DIRECTIONS
a) Answer these questions about the forum post on GHC's STG:
(i) Which optimization flag produced the dump shown on the left, and which produced the dump on the right?
(ii) For which integers do testX1 and testX2 seem to be global constants in the O2 output?
(iii) Besides the original paper, which source file does the writer say they went through?
b) Copy out the stretch of the forum post on GHC's STG from "From a most" through "not in StgSyn.hs)".

DOCUMENT EXCERPT
%%

Reputation: 2185
(Misleading title: it's only one of a plethora of inter-related similar questions below: these sound like asking for a full reference manual but keep in mind for this topic there is no reference manual other than the entirety of GHC's source-codes of its STG pipeline stage, and the collective accumulated experience of others/"insiders"..)
I'm exploring "transpiling" Haskell (from scratch for fun/learning, ignoring existing projects; target language/s similarly high-level / "already-fit-for-STG-machine" with existing GC + lambdas/func-values + closures) and so I'm trying to become ever more familiar with GHC's STG IR. Having repeatedly gone through the dozen-or-two online articles/videos of varying age, depth, detail that actually deal with the topic (plus the original paper, plus StgSyn.hs), and understanding many-perhaps-most basic principles, seeing -ddump-stg
ed output still baffles me in various parts (I won't manually parse it but reuse GHC API's in-memory AST later on of course) --- mostly I think I'm stuck mapping my "roughly known" concepts to the "still-foreign" abbreviated/codified identifiers of that IR. If you know your way around STG a bit, mind looking at the following mini-sample to clarify a few open questions and help further solidify my (and future searchers') grasp?
From a most simple .hs module, I have -ddump-stg
ed twice, first (on the left) with -O0
and then (on the right) with -O2
, both captured in this diff.
Walking through everything def-by-def..
Lines L_|R5-11: so in O2, testX1
and testX2
seem to be global constants/literals for the integers 4 and 5 --- O0 doesn't have them. Curious!
Is Str=DmdType
something about strictness? "Strictness is of type on-demand" or some such? But then a top-level/heap-ish/"global" constant literal can't be "lazy" can it.. (one of the things where I can't just casually Ctrl+F in StgSyn.hs --- it's not in there! which is odd in its own way, how come there's STG syntax not in StgSyn.hs)

%%

Coordinate annotation records
%%

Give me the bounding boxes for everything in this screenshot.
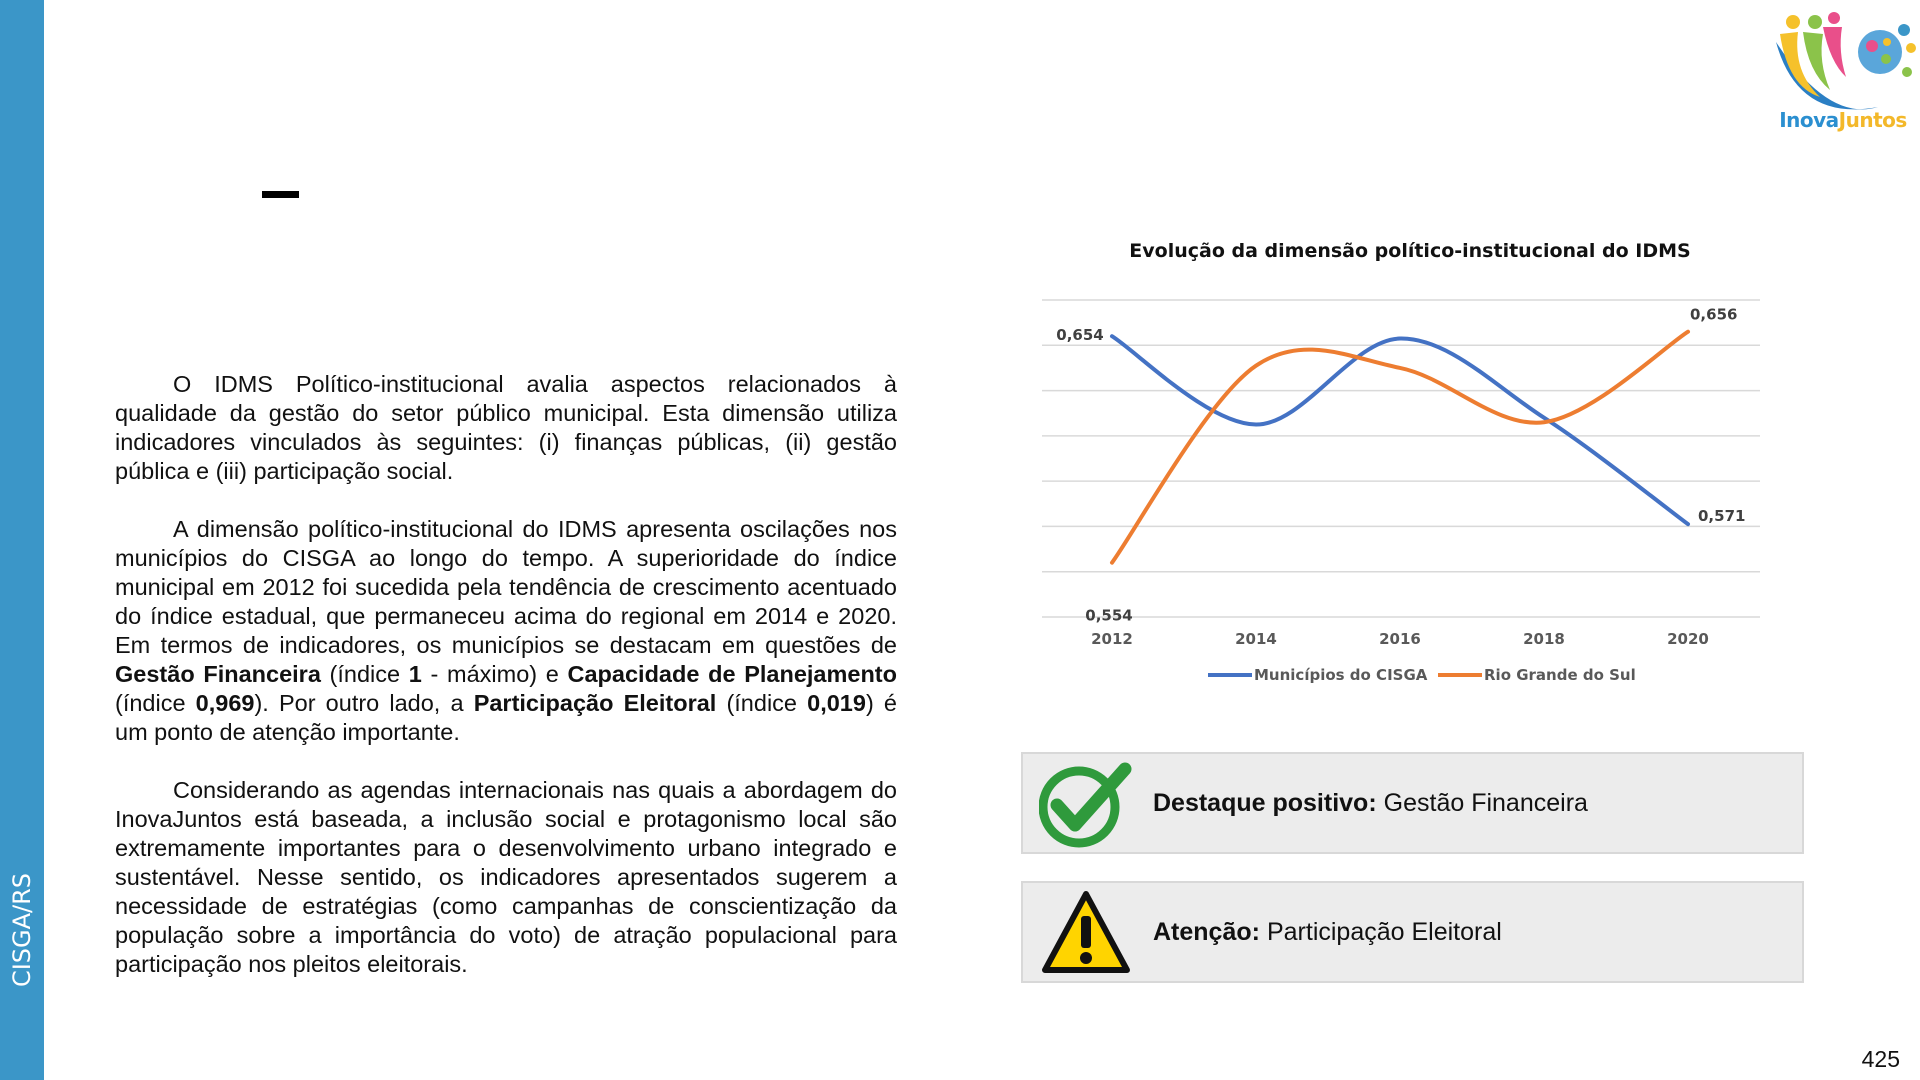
bold-index-max: 1 [408,661,422,687]
chart-title: Evolução da dimensão político-institucional do IDMS [1129,240,1691,262]
highlight-positive-card [1021,752,1804,854]
legend-label: Rio Grande do Sul [1484,666,1636,684]
sidebar [0,0,44,1080]
page-number: 425 [1861,1046,1900,1072]
data-label: 0,654 [1056,326,1104,345]
bold-gestao-financeira: Gestão Financeira [115,661,321,687]
check-icon [1039,759,1133,849]
x-tick-label: 2020 [1667,630,1709,648]
highlight-attention-value: Participação Eleitoral [1266,917,1502,946]
data-label: 0,571 [1698,507,1746,526]
paragraph-2-text: ). Por outro lado, a [254,690,474,716]
paragraph-2-text: (índice [115,690,196,716]
paragraph-2-text: - máximo) e [421,661,568,687]
bold-index-planejamento: 0,969 [195,690,255,716]
bold-capacidade-planejamento: Capacidade de Planejamento [567,661,897,687]
logo-text-juntos: Juntos [1838,108,1907,132]
bold-index-eleitoral: 0,019 [807,690,866,716]
x-tick-label: 2016 [1379,630,1421,648]
series-line-1 [1112,332,1688,563]
body-text [115,370,897,1008]
title-dash [262,191,299,198]
highlight-positive-value: Gestão Financeira [1383,788,1588,817]
highlight-attention-text [1153,883,1502,981]
highlight-attention-card [1021,881,1804,983]
data-label: 0,554 [1085,606,1133,625]
highlight-positive-text [1153,754,1588,852]
legend-label: Municípios do CISGA [1254,666,1428,684]
logo-text-inova: Inova [1779,108,1839,132]
paragraph-3: Considerando as agendas internacionais nas quais a abordagem do InovaJuntos está baseada, a inclusão social e protagonismo local são extremamente importantes para o desenvolvimento urbano integrado e sustentável. Nesse sentido, os indicadores apresentados sugerem a necessidade de estratégias (como campanhas de conscientização da população sobre a importância do voto) de atração populacional para participação nos pleitos eleitorais. [115,777,897,977]
paragraph-2-text: A dimensão político-institucional do IDMS apresenta oscilações nos municípios do CISGA ao longo do tempo. A superioridade do índice municipal em 2012 foi sucedida pela tendência de crescimento acentuado do índice estadual, que permaneceu acima do regional em 2014 e 2020. Em termos de indicadores, os municípios se destacam em questões de [115,516,897,658]
highlight-positive-label: Destaque positivo: [1153,788,1377,817]
x-tick-label: 2018 [1523,630,1565,648]
paragraph-2-text: (índice [320,661,409,687]
paragraph-2-text: ) é um ponto de atenção importante. [115,690,897,745]
bold-participacao-eleitoral: Participação Eleitoral [473,690,717,716]
sidebar-label: CISGA/RS [8,872,36,988]
paragraph-2-text: (índice [716,690,808,716]
paragraph-1: O IDMS Político-institucional avalia aspectos relacionados à qualidade da gestão do setor público municipal. Esta dimensão utiliza indicadores vinculados às seguintes: (i) finanças públicas, (ii) gestão pública e (iii) participação social. [115,371,897,484]
highlight-attention-label: Atenção: [1153,917,1260,946]
line-chart [1030,280,1790,700]
warning-icon [1039,888,1133,978]
x-tick-label: 2012 [1091,630,1133,648]
logo-text [1768,108,1918,132]
paragraph-2 [115,515,897,747]
data-label: 0,656 [1690,305,1738,324]
x-tick-label: 2014 [1235,630,1277,648]
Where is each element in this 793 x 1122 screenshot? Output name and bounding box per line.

%%

THE REPLIES
a)
(i) -O0 produced the left dump, and -O2 produced the right dump.
(ii) They seem to be constants for the integers 4 and 5.
(iii) StgSyn.hs.

b)
From a most simple .hs module, I have -ddump-stg
ed twice, first (on the left) with -O0
and then (on the right) with -O2
, both captured in this diff.
Walking through everything def-by-def..
Lines L_|R5-11: so in O2, testX1
and testX2
seem to be global constants/literals for the integers 4 and 5 --- O0 doesn't have them. Curious!
Is Str=DmdType
something about strictness? "Strictness is of type on-demand" or some such? But then a top-level/heap-ish/"global" constant literal can't be "lazy" can it.. (one of the things where I can't just casually Ctrl+F in StgSyn.hs --- it's not in there! which is odd in its own way, how come there's STG syntax not in StgSyn.hs)